SOURCE DATA -
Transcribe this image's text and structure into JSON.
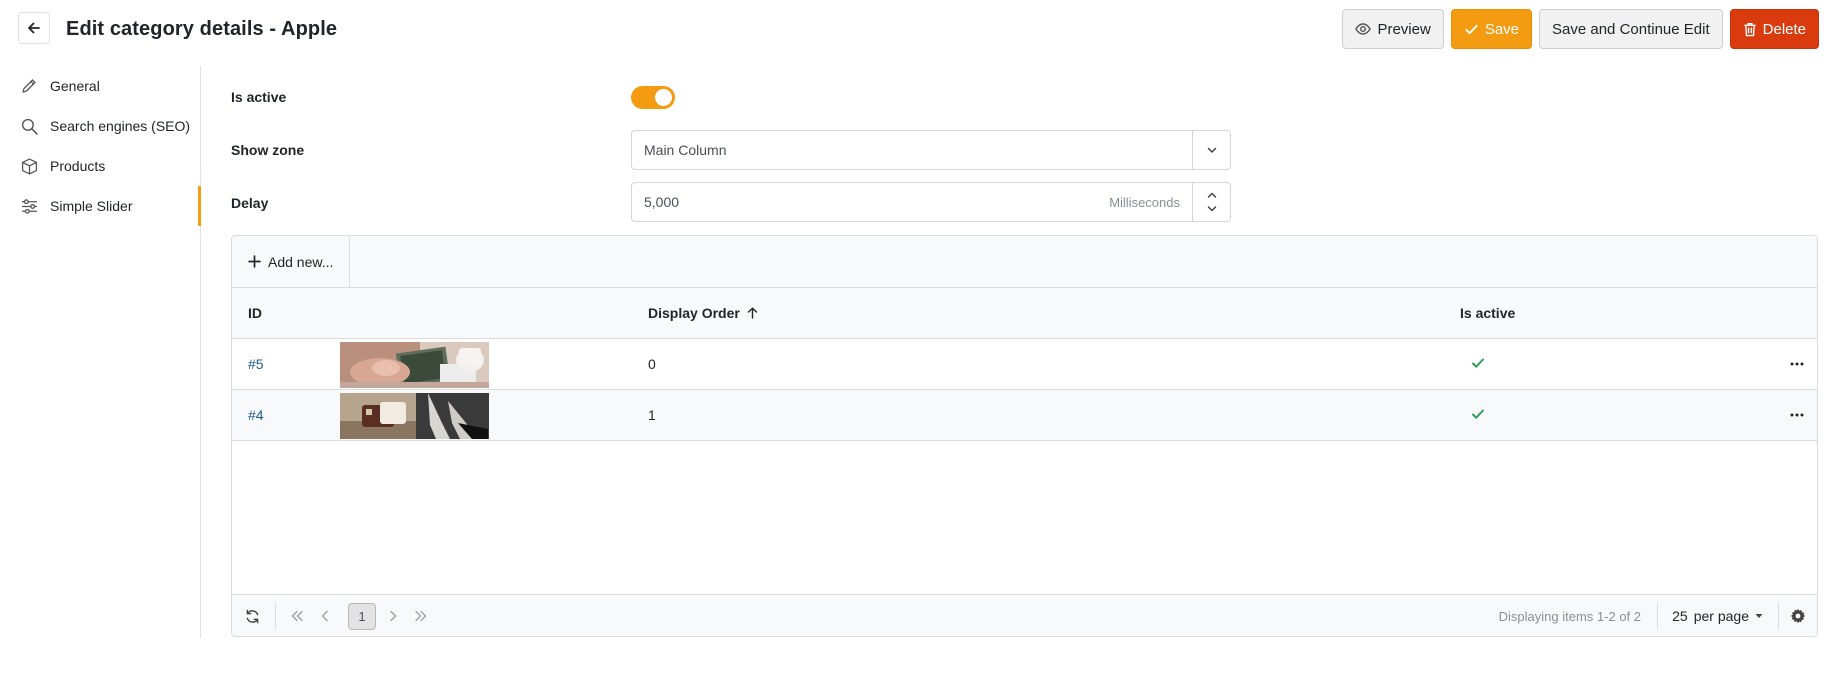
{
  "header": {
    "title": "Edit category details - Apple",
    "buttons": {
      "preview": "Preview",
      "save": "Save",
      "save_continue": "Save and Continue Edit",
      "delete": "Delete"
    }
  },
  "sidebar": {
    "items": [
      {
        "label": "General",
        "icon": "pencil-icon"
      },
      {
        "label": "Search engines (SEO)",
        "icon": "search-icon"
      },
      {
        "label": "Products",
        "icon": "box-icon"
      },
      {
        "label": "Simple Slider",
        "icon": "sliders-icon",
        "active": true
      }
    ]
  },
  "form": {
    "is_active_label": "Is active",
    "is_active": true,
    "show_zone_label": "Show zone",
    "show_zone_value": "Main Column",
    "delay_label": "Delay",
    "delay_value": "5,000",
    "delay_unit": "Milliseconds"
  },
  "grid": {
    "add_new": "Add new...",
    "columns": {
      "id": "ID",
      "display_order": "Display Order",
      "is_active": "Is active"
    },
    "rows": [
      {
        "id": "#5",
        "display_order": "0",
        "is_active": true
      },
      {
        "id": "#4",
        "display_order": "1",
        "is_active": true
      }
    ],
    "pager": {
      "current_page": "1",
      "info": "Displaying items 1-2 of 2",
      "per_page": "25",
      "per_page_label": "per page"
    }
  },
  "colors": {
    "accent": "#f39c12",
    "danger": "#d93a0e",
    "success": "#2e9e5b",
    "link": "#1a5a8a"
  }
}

OBJECTIVE -
Reproduce every record above exactly, omitting the pictures.

IN RESPONSE -
Transcribe this image's text and structure into JSON.
{
  "header": {
    "title": "Edit category details - Apple",
    "buttons": {
      "preview": "Preview",
      "save": "Save",
      "save_continue": "Save and Continue Edit",
      "delete": "Delete"
    }
  },
  "sidebar": {
    "items": [
      {
        "label": "General",
        "icon": "pencil-icon"
      },
      {
        "label": "Search engines (SEO)",
        "icon": "search-icon"
      },
      {
        "label": "Products",
        "icon": "box-icon"
      },
      {
        "label": "Simple Slider",
        "icon": "sliders-icon",
        "active": true
      }
    ]
  },
  "form": {
    "is_active_label": "Is active",
    "is_active": true,
    "show_zone_label": "Show zone",
    "show_zone_value": "Main Column",
    "delay_label": "Delay",
    "delay_value": "5,000",
    "delay_unit": "Milliseconds"
  },
  "grid": {
    "add_new": "Add new...",
    "columns": {
      "id": "ID",
      "display_order": "Display Order",
      "is_active": "Is active"
    },
    "rows": [
      {
        "id": "#5",
        "display_order": "0",
        "is_active": true
      },
      {
        "id": "#4",
        "display_order": "1",
        "is_active": true
      }
    ],
    "pager": {
      "current_page": "1",
      "info": "Displaying items 1-2 of 2",
      "per_page": "25",
      "per_page_label": "per page"
    }
  },
  "colors": {
    "accent": "#f39c12",
    "danger": "#d93a0e",
    "success": "#2e9e5b",
    "link": "#1a5a8a"
  }
}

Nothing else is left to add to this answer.